Requirement: Look at the entries below and reproduce them exactly.

Recorded data:
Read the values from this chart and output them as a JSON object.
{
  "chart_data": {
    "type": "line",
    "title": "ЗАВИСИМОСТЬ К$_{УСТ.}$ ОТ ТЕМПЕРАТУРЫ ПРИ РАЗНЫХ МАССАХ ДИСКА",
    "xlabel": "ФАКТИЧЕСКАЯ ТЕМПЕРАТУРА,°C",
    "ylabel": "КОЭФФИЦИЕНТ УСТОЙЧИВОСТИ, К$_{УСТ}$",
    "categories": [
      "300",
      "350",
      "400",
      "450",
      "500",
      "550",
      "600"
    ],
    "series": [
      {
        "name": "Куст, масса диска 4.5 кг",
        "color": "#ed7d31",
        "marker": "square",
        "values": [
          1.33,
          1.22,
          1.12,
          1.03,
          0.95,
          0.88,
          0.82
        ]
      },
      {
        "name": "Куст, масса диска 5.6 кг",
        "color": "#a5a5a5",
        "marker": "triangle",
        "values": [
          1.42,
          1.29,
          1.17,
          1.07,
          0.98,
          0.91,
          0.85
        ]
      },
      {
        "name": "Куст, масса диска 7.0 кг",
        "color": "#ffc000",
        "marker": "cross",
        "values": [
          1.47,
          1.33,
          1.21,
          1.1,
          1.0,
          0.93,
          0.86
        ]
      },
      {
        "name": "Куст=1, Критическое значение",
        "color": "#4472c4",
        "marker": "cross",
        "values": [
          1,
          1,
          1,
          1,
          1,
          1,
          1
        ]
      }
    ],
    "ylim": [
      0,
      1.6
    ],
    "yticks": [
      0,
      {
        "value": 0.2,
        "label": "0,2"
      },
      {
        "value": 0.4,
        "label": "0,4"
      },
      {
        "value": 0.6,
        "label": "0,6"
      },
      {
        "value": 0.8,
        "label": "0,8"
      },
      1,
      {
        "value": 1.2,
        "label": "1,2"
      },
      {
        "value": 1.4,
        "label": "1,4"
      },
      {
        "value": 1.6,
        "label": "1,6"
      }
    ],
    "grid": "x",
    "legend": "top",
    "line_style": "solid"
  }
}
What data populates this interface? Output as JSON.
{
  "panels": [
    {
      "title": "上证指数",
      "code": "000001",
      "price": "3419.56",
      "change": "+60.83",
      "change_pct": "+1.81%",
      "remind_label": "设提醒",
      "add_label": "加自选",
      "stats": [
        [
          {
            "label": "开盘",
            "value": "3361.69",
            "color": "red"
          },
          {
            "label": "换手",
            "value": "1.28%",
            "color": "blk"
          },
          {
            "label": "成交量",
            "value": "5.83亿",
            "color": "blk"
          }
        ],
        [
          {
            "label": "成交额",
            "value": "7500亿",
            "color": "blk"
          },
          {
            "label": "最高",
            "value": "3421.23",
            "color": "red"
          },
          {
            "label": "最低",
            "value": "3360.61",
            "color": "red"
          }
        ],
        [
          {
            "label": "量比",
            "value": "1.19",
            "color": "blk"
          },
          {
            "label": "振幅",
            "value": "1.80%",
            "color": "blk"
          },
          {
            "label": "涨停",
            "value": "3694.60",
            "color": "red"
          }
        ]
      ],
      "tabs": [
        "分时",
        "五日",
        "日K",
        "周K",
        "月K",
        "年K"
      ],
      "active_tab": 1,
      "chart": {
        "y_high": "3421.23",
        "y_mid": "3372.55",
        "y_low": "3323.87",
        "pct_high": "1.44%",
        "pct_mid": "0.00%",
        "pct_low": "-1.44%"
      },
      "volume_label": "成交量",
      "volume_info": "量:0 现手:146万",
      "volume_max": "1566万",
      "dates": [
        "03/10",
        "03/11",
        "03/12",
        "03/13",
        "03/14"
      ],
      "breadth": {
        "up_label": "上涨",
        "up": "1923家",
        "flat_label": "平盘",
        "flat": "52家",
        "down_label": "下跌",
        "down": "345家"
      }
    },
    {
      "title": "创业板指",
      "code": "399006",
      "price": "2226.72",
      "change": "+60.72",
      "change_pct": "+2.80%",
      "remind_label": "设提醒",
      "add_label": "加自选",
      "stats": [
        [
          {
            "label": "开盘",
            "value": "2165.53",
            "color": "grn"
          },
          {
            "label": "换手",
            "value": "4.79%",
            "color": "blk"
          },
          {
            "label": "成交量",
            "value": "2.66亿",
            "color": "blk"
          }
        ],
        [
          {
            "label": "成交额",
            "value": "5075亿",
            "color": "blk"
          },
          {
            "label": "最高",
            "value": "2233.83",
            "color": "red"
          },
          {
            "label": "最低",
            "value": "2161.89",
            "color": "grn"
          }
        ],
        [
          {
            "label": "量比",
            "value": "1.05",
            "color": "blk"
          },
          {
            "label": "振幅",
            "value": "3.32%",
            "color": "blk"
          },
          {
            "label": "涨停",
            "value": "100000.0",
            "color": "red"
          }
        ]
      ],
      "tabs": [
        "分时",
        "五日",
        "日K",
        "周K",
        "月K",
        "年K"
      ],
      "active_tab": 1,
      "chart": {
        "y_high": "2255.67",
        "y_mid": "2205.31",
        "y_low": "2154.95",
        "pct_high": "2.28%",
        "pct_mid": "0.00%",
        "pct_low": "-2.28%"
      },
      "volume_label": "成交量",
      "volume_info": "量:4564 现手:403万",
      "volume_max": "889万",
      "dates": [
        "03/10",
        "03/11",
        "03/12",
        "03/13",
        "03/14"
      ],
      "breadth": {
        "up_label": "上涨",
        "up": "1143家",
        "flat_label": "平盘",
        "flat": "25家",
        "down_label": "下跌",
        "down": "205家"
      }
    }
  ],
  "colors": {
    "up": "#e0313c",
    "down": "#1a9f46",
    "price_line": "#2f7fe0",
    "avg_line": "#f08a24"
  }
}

Answer for this exercise:
Read the values from this chart and output them as a JSON object.
{
  "chart_data": {
    "type": "line",
    "title": "ЗАВИСИМОСТЬ К$_{УСТ.}$ ОТ ТЕМПЕРАТУРЫ ПРИ РАЗНЫХ МАССАХ ДИСКА",
    "xlabel": "ФАКТИЧЕСКАЯ ТЕМПЕРАТУРА,°C",
    "ylabel": "КОЭФФИЦИЕНТ УСТОЙЧИВОСТИ, К$_{УСТ}$",
    "categories": [
      "300",
      "350",
      "400",
      "450",
      "500",
      "550",
      "600"
    ],
    "series": [
      {
        "name": "Куст, масса диска 4.5 кг",
        "color": "#ed7d31",
        "marker": "square",
        "values": [
          1.33,
          1.22,
          1.12,
          1.03,
          0.95,
          0.88,
          0.82
        ]
      },
      {
        "name": "Куст, масса диска 5.6 кг",
        "color": "#a5a5a5",
        "marker": "triangle",
        "values": [
          1.42,
          1.29,
          1.17,
          1.07,
          0.98,
          0.91,
          0.85
        ]
      },
      {
        "name": "Куст, масса диска 7.0 кг",
        "color": "#ffc000",
        "marker": "cross",
        "values": [
          1.47,
          1.33,
          1.21,
          1.1,
          1.0,
          0.93,
          0.86
        ]
      },
      {
        "name": "Куст=1, Критическое значение",
        "color": "#4472c4",
        "marker": "cross",
        "values": [
          1,
          1,
          1,
          1,
          1,
          1,
          1
        ]
      }
    ],
    "ylim": [
      0,
      1.6
    ],
    "yticks": [
      0,
      {
        "value": 0.2,
        "label": "0,2"
      },
      {
        "value": 0.4,
        "label": "0,4"
      },
      {
        "value": 0.6,
        "label": "0,6"
      },
      {
        "value": 0.8,
        "label": "0,8"
      },
      1,
      {
        "value": 1.2,
        "label": "1,2"
      },
      {
        "value": 1.4,
        "label": "1,4"
      },
      {
        "value": 1.6,
        "label": "1,6"
      }
    ],
    "grid": "x",
    "legend": "top",
    "line_style": "solid"
  }
}
What data populates this interface? Output as JSON.
{
  "panels": [
    {
      "title": "上证指数",
      "code": "000001",
      "price": "3419.56",
      "change": "+60.83",
      "change_pct": "+1.81%",
      "remind_label": "设提醒",
      "add_label": "加自选",
      "stats": [
        [
          {
            "label": "开盘",
            "value": "3361.69",
            "color": "red"
          },
          {
            "label": "换手",
            "value": "1.28%",
            "color": "blk"
          },
          {
            "label": "成交量",
            "value": "5.83亿",
            "color": "blk"
          }
        ],
        [
          {
            "label": "成交额",
            "value": "7500亿",
            "color": "blk"
          },
          {
            "label": "最高",
            "value": "3421.23",
            "color": "red"
          },
          {
            "label": "最低",
            "value": "3360.61",
            "color": "red"
          }
        ],
        [
          {
            "label": "量比",
            "value": "1.19",
            "color": "blk"
          },
          {
            "label": "振幅",
            "value": "1.80%",
            "color": "blk"
          },
          {
            "label": "涨停",
            "value": "3694.60",
            "color": "red"
          }
        ]
      ],
      "tabs": [
        "分时",
        "五日",
        "日K",
        "周K",
        "月K",
        "年K"
      ],
      "active_tab": 1,
      "chart": {
        "y_high": "3421.23",
        "y_mid": "3372.55",
        "y_low": "3323.87",
        "pct_high": "1.44%",
        "pct_mid": "0.00%",
        "pct_low": "-1.44%"
      },
      "volume_label": "成交量",
      "volume_info": "量:0 现手:146万",
      "volume_max": "1566万",
      "dates": [
        "03/10",
        "03/11",
        "03/12",
        "03/13",
        "03/14"
      ],
      "breadth": {
        "up_label": "上涨",
        "up": "1923家",
        "flat_label": "平盘",
        "flat": "52家",
        "down_label": "下跌",
        "down": "345家"
      }
    },
    {
      "title": "创业板指",
      "code": "399006",
      "price": "2226.72",
      "change": "+60.72",
      "change_pct": "+2.80%",
      "remind_label": "设提醒",
      "add_label": "加自选",
      "stats": [
        [
          {
            "label": "开盘",
            "value": "2165.53",
            "color": "grn"
          },
          {
            "label": "换手",
            "value": "4.79%",
            "color": "blk"
          },
          {
            "label": "成交量",
            "value": "2.66亿",
            "color": "blk"
          }
        ],
        [
          {
            "label": "成交额",
            "value": "5075亿",
            "color": "blk"
          },
          {
            "label": "最高",
            "value": "2233.83",
            "color": "red"
          },
          {
            "label": "最低",
            "value": "2161.89",
            "color": "grn"
          }
        ],
        [
          {
            "label": "量比",
            "value": "1.05",
            "color": "blk"
          },
          {
            "label": "振幅",
            "value": "3.32%",
            "color": "blk"
          },
          {
            "label": "涨停",
            "value": "100000.0",
            "color": "red"
          }
        ]
      ],
      "tabs": [
        "分时",
        "五日",
        "日K",
        "周K",
        "月K",
        "年K"
      ],
      "active_tab": 1,
      "chart": {
        "y_high": "2255.67",
        "y_mid": "2205.31",
        "y_low": "2154.95",
        "pct_high": "2.28%",
        "pct_mid": "0.00%",
        "pct_low": "-2.28%"
      },
      "volume_label": "成交量",
      "volume_info": "量:4564 现手:403万",
      "volume_max": "889万",
      "dates": [
        "03/10",
        "03/11",
        "03/12",
        "03/13",
        "03/14"
      ],
      "breadth": {
        "up_label": "上涨",
        "up": "1143家",
        "flat_label": "平盘",
        "flat": "25家",
        "down_label": "下跌",
        "down": "205家"
      }
    }
  ],
  "colors": {
    "up": "#e0313c",
    "down": "#1a9f46",
    "price_line": "#2f7fe0",
    "avg_line": "#f08a24"
  }
}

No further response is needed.